RECORDS FOR THIS TASK
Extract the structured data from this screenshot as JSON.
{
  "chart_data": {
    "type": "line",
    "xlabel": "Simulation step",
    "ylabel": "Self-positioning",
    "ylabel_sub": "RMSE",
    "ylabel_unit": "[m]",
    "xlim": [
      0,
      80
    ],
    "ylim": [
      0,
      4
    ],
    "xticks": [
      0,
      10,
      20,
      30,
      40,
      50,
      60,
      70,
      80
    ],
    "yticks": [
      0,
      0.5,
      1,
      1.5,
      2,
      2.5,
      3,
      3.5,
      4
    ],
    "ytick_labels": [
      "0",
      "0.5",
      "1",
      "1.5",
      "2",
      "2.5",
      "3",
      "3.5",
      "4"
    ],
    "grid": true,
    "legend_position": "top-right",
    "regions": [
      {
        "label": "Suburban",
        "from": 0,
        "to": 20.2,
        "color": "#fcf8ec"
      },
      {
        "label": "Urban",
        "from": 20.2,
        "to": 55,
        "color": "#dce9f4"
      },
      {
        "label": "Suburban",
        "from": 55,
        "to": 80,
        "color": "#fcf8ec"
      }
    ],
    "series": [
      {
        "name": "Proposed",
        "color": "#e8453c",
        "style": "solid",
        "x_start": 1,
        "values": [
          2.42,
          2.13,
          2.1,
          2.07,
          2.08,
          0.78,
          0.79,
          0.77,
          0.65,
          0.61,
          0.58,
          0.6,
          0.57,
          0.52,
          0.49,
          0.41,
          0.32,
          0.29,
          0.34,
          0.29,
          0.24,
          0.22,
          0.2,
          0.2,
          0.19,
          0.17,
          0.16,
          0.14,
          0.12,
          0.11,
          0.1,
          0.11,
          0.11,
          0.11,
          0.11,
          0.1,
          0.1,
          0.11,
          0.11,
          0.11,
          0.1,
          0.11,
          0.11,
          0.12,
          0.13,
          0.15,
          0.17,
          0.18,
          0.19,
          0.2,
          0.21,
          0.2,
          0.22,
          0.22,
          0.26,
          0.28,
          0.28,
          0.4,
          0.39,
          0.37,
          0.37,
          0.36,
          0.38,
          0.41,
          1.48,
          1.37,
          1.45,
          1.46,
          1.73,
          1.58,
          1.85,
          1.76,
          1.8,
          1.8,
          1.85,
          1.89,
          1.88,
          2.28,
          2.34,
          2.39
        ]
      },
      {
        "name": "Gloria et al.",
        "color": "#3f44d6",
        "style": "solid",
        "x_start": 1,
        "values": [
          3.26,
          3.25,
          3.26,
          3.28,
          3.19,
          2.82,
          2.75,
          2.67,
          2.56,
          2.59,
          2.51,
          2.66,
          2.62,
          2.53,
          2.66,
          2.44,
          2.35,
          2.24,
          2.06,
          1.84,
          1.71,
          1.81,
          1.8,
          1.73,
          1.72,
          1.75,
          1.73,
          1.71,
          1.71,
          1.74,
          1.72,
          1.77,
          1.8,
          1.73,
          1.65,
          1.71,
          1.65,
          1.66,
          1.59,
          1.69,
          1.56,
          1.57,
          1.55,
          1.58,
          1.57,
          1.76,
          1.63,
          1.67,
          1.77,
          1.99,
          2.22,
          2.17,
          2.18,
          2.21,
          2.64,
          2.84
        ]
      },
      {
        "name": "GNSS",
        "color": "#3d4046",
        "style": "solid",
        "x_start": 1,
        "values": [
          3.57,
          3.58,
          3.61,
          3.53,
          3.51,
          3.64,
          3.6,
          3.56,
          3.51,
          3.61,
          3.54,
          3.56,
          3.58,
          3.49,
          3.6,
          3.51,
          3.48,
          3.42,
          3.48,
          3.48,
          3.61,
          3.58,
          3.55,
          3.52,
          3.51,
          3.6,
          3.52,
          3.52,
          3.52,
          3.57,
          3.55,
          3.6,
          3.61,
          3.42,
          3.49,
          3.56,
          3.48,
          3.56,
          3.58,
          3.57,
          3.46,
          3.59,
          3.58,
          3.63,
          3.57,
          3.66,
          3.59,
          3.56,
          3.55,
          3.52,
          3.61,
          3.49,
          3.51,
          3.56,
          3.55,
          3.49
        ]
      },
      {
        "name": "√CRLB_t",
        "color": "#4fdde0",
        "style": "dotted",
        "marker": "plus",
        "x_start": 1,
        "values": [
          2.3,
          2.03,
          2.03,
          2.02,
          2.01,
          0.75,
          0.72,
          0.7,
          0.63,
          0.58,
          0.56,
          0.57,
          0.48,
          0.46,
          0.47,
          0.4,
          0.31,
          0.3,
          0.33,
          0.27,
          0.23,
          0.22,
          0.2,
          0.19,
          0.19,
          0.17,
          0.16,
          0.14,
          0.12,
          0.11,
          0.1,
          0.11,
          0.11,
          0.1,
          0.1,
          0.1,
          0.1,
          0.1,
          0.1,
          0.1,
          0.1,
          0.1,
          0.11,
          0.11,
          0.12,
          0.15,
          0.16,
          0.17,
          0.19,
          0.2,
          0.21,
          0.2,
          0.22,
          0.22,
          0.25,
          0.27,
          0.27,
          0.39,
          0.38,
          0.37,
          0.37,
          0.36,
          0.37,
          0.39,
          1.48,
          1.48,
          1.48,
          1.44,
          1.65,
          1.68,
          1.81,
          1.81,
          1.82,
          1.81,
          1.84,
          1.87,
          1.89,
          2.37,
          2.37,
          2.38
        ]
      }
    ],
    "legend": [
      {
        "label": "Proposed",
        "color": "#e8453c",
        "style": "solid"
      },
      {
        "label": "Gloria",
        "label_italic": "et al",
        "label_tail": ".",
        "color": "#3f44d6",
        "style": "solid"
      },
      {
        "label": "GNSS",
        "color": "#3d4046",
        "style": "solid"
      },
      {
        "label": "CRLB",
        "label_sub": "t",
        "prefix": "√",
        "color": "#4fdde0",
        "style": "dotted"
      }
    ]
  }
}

WHAT IS EXPECTED
Please restate the whole listing word for word.

RESULT OF THE TASK
Extract the structured data from this screenshot as JSON.
{
  "chart_data": {
    "type": "line",
    "xlabel": "Simulation step",
    "ylabel": "Self-positioning",
    "ylabel_sub": "RMSE",
    "ylabel_unit": "[m]",
    "xlim": [
      0,
      80
    ],
    "ylim": [
      0,
      4
    ],
    "xticks": [
      0,
      10,
      20,
      30,
      40,
      50,
      60,
      70,
      80
    ],
    "yticks": [
      0,
      0.5,
      1,
      1.5,
      2,
      2.5,
      3,
      3.5,
      4
    ],
    "ytick_labels": [
      "0",
      "0.5",
      "1",
      "1.5",
      "2",
      "2.5",
      "3",
      "3.5",
      "4"
    ],
    "grid": true,
    "legend_position": "top-right",
    "regions": [
      {
        "label": "Suburban",
        "from": 0,
        "to": 20.2,
        "color": "#fcf8ec"
      },
      {
        "label": "Urban",
        "from": 20.2,
        "to": 55,
        "color": "#dce9f4"
      },
      {
        "label": "Suburban",
        "from": 55,
        "to": 80,
        "color": "#fcf8ec"
      }
    ],
    "series": [
      {
        "name": "Proposed",
        "color": "#e8453c",
        "style": "solid",
        "x_start": 1,
        "values": [
          2.42,
          2.13,
          2.1,
          2.07,
          2.08,
          0.78,
          0.79,
          0.77,
          0.65,
          0.61,
          0.58,
          0.6,
          0.57,
          0.52,
          0.49,
          0.41,
          0.32,
          0.29,
          0.34,
          0.29,
          0.24,
          0.22,
          0.2,
          0.2,
          0.19,
          0.17,
          0.16,
          0.14,
          0.12,
          0.11,
          0.1,
          0.11,
          0.11,
          0.11,
          0.11,
          0.1,
          0.1,
          0.11,
          0.11,
          0.11,
          0.1,
          0.11,
          0.11,
          0.12,
          0.13,
          0.15,
          0.17,
          0.18,
          0.19,
          0.2,
          0.21,
          0.2,
          0.22,
          0.22,
          0.26,
          0.28,
          0.28,
          0.4,
          0.39,
          0.37,
          0.37,
          0.36,
          0.38,
          0.41,
          1.48,
          1.37,
          1.45,
          1.46,
          1.73,
          1.58,
          1.85,
          1.76,
          1.8,
          1.8,
          1.85,
          1.89,
          1.88,
          2.28,
          2.34,
          2.39
        ]
      },
      {
        "name": "Gloria et al.",
        "color": "#3f44d6",
        "style": "solid",
        "x_start": 1,
        "values": [
          3.26,
          3.25,
          3.26,
          3.28,
          3.19,
          2.82,
          2.75,
          2.67,
          2.56,
          2.59,
          2.51,
          2.66,
          2.62,
          2.53,
          2.66,
          2.44,
          2.35,
          2.24,
          2.06,
          1.84,
          1.71,
          1.81,
          1.8,
          1.73,
          1.72,
          1.75,
          1.73,
          1.71,
          1.71,
          1.74,
          1.72,
          1.77,
          1.8,
          1.73,
          1.65,
          1.71,
          1.65,
          1.66,
          1.59,
          1.69,
          1.56,
          1.57,
          1.55,
          1.58,
          1.57,
          1.76,
          1.63,
          1.67,
          1.77,
          1.99,
          2.22,
          2.17,
          2.18,
          2.21,
          2.64,
          2.84
        ]
      },
      {
        "name": "GNSS",
        "color": "#3d4046",
        "style": "solid",
        "x_start": 1,
        "values": [
          3.57,
          3.58,
          3.61,
          3.53,
          3.51,
          3.64,
          3.6,
          3.56,
          3.51,
          3.61,
          3.54,
          3.56,
          3.58,
          3.49,
          3.6,
          3.51,
          3.48,
          3.42,
          3.48,
          3.48,
          3.61,
          3.58,
          3.55,
          3.52,
          3.51,
          3.6,
          3.52,
          3.52,
          3.52,
          3.57,
          3.55,
          3.6,
          3.61,
          3.42,
          3.49,
          3.56,
          3.48,
          3.56,
          3.58,
          3.57,
          3.46,
          3.59,
          3.58,
          3.63,
          3.57,
          3.66,
          3.59,
          3.56,
          3.55,
          3.52,
          3.61,
          3.49,
          3.51,
          3.56,
          3.55,
          3.49
        ]
      },
      {
        "name": "√CRLB_t",
        "color": "#4fdde0",
        "style": "dotted",
        "marker": "plus",
        "x_start": 1,
        "values": [
          2.3,
          2.03,
          2.03,
          2.02,
          2.01,
          0.75,
          0.72,
          0.7,
          0.63,
          0.58,
          0.56,
          0.57,
          0.48,
          0.46,
          0.47,
          0.4,
          0.31,
          0.3,
          0.33,
          0.27,
          0.23,
          0.22,
          0.2,
          0.19,
          0.19,
          0.17,
          0.16,
          0.14,
          0.12,
          0.11,
          0.1,
          0.11,
          0.11,
          0.1,
          0.1,
          0.1,
          0.1,
          0.1,
          0.1,
          0.1,
          0.1,
          0.1,
          0.11,
          0.11,
          0.12,
          0.15,
          0.16,
          0.17,
          0.19,
          0.2,
          0.21,
          0.2,
          0.22,
          0.22,
          0.25,
          0.27,
          0.27,
          0.39,
          0.38,
          0.37,
          0.37,
          0.36,
          0.37,
          0.39,
          1.48,
          1.48,
          1.48,
          1.44,
          1.65,
          1.68,
          1.81,
          1.81,
          1.82,
          1.81,
          1.84,
          1.87,
          1.89,
          2.37,
          2.37,
          2.38
        ]
      }
    ],
    "legend": [
      {
        "label": "Proposed",
        "color": "#e8453c",
        "style": "solid"
      },
      {
        "label": "Gloria",
        "label_italic": "et al",
        "label_tail": ".",
        "color": "#3f44d6",
        "style": "solid"
      },
      {
        "label": "GNSS",
        "color": "#3d4046",
        "style": "solid"
      },
      {
        "label": "CRLB",
        "label_sub": "t",
        "prefix": "√",
        "color": "#4fdde0",
        "style": "dotted"
      }
    ]
  }
}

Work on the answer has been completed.